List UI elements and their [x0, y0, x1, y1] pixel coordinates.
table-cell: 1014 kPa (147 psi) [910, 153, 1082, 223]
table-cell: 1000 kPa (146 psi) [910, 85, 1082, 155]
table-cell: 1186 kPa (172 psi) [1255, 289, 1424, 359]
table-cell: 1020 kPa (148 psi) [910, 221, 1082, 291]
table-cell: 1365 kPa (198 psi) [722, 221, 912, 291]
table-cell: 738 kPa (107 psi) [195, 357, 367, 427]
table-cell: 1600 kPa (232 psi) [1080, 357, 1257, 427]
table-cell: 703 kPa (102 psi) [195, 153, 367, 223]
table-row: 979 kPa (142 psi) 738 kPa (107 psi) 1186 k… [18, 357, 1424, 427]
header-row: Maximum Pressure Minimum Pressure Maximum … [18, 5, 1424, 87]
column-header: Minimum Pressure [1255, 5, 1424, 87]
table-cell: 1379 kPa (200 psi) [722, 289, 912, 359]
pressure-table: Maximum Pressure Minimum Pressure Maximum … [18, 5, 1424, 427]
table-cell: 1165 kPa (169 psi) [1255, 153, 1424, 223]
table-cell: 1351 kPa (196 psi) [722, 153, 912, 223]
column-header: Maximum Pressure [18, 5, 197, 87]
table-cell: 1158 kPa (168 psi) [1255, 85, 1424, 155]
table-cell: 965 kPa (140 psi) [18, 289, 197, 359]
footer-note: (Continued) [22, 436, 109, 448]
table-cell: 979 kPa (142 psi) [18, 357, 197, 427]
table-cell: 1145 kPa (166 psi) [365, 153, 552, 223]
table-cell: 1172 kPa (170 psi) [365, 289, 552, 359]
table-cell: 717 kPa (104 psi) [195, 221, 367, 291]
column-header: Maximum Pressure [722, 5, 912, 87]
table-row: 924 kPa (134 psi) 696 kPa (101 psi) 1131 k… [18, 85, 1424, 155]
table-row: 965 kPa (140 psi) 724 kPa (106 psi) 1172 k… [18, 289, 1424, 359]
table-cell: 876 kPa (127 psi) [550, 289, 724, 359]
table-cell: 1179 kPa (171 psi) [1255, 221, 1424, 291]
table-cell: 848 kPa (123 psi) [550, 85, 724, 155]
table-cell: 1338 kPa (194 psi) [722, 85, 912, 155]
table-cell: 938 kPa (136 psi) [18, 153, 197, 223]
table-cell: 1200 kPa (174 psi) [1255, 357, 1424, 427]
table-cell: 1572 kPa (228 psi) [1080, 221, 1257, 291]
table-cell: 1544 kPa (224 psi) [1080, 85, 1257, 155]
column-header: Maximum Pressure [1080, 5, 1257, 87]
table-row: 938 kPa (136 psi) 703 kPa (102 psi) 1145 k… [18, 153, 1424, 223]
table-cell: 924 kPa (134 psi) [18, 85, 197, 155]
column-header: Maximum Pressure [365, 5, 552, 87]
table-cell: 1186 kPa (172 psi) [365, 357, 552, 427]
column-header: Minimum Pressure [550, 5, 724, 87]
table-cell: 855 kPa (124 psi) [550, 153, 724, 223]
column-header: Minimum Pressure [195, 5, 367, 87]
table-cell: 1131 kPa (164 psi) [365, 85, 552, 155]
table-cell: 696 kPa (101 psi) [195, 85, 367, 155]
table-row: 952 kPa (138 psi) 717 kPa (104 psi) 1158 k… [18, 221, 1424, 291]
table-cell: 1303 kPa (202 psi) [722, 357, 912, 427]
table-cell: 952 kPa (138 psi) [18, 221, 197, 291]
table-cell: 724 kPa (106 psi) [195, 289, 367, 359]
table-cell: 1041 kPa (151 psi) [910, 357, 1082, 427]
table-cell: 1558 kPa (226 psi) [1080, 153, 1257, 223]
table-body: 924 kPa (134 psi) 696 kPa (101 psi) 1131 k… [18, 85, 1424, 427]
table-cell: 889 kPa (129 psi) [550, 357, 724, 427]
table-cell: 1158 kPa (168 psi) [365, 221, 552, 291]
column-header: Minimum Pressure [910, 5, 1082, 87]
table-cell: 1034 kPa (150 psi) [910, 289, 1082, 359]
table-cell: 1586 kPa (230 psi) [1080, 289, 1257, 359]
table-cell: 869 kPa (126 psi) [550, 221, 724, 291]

**DO THIS**. Can you turn the records above into a JSON list of strings, one string for each line and no blank lines?

**THE RESULT**.
[
  "List UI elements and their [x0, y0, x1, y1] pixel coordinates.",
  "table-cell: 1014 kPa (147 psi) [910, 153, 1082, 223]",
  "table-cell: 1000 kPa (146 psi) [910, 85, 1082, 155]",
  "table-cell: 1186 kPa (172 psi) [1255, 289, 1424, 359]",
  "table-cell: 1020 kPa (148 psi) [910, 221, 1082, 291]",
  "table-cell: 1365 kPa (198 psi) [722, 221, 912, 291]",
  "table-cell: 738 kPa (107 psi) [195, 357, 367, 427]",
  "table-cell: 1600 kPa (232 psi) [1080, 357, 1257, 427]",
  "table-cell: 703 kPa (102 psi) [195, 153, 367, 223]",
  "table-row: 979 kPa (142 psi) 738 kPa (107 psi) 1186 k… [18, 357, 1424, 427]",
  "header-row: Maximum Pressure Minimum Pressure Maximum … [18, 5, 1424, 87]",
  "column-header: Minimum Pressure [1255, 5, 1424, 87]",
  "table-cell: 1379 kPa (200 psi) [722, 289, 912, 359]",
  "pressure-table: Maximum Pressure Minimum Pressure Maximum … [18, 5, 1424, 427]",
  "table-cell: 1165 kPa (169 psi) [1255, 153, 1424, 223]",
  "table-cell: 1351 kPa (196 psi) [722, 153, 912, 223]",
  "column-header: Maximum Pressure [18, 5, 197, 87]",
  "table-cell: 1158 kPa (168 psi) [1255, 85, 1424, 155]",
  "table-cell: 965 kPa (140 psi) [18, 289, 197, 359]",
  "footer-note: (Continued) [22, 436, 109, 448]",
  "table-cell: 979 kPa (142 psi) [18, 357, 197, 427]",
  "table-cell: 1145 kPa (166 psi) [365, 153, 552, 223]",
  "table-cell: 1172 kPa (170 psi) [365, 289, 552, 359]",
  "table-cell: 717 kPa (104 psi) [195, 221, 367, 291]",
  "column-header: Maximum Pressure [722, 5, 912, 87]",
  "table-row: 924 kPa (134 psi) 696 kPa (101 psi) 1131 k… [18, 85, 1424, 155]",
  "table-row: 965 kPa (140 psi) 724 kPa (106 psi) 1172 k… [18, 289, 1424, 359]",
  "table-cell: 876 kPa (127 psi) [550, 289, 724, 359]",
  "table-cell: 1179 kPa (171 psi) [1255, 221, 1424, 291]",
  "table-cell: 848 kPa (123 psi) [550, 85, 724, 155]",
  "table-cell: 1338 kPa (194 psi) [722, 85, 912, 155]",
  "table-cell: 938 kPa (136 psi) [18, 153, 197, 223]",
  "table-cell: 1200 kPa (174 psi) [1255, 357, 1424, 427]",
  "table-cell: 1572 kPa (228 psi) [1080, 221, 1257, 291]",
  "table-cell: 1544 kPa (224 psi) [1080, 85, 1257, 155]",
  "column-header: Maximum Pressure [1080, 5, 1257, 87]",
  "table-row: 938 kPa (136 psi) 703 kPa (102 psi) 1145 k… [18, 153, 1424, 223]",
  "table-cell: 924 kPa (134 psi) [18, 85, 197, 155]",
  "column-header: Maximum Pressure [365, 5, 552, 87]",
  "table-cell: 1186 kPa (172 psi) [365, 357, 552, 427]",
  "column-header: Minimum Pressure [550, 5, 724, 87]",
  "table-cell: 855 kPa (124 psi) [550, 153, 724, 223]",
  "column-header: Minimum Pressure [195, 5, 367, 87]",
  "table-cell: 1131 kPa (164 psi) [365, 85, 552, 155]",
  "table-cell: 696 kPa (101 psi) [195, 85, 367, 155]",
  "table-row: 952 kPa (138 psi) 717 kPa (104 psi) 1158 k… [18, 221, 1424, 291]",
  "table-cell: 1303 kPa (202 psi) [722, 357, 912, 427]",
  "table-cell: 952 kPa (138 psi) [18, 221, 197, 291]",
  "table-cell: 724 kPa (106 psi) [195, 289, 367, 359]",
  "table-cell: 1041 kPa (151 psi) [910, 357, 1082, 427]",
  "table-cell: 1558 kPa (226 psi) [1080, 153, 1257, 223]",
  "table-body: 924 kPa (134 psi) 696 kPa (101 psi) 1131 k… [18, 85, 1424, 427]",
  "table-cell: 889 kPa (129 psi) [550, 357, 724, 427]",
  "table-cell: 1158 kPa (168 psi) [365, 221, 552, 291]",
  "column-header: Minimum Pressure [910, 5, 1082, 87]",
  "table-cell: 1034 kPa (150 psi) [910, 289, 1082, 359]",
  "table-cell: 1586 kPa (230 psi) [1080, 289, 1257, 359]",
  "table-cell: 869 kPa (126 psi) [550, 221, 724, 291]"
]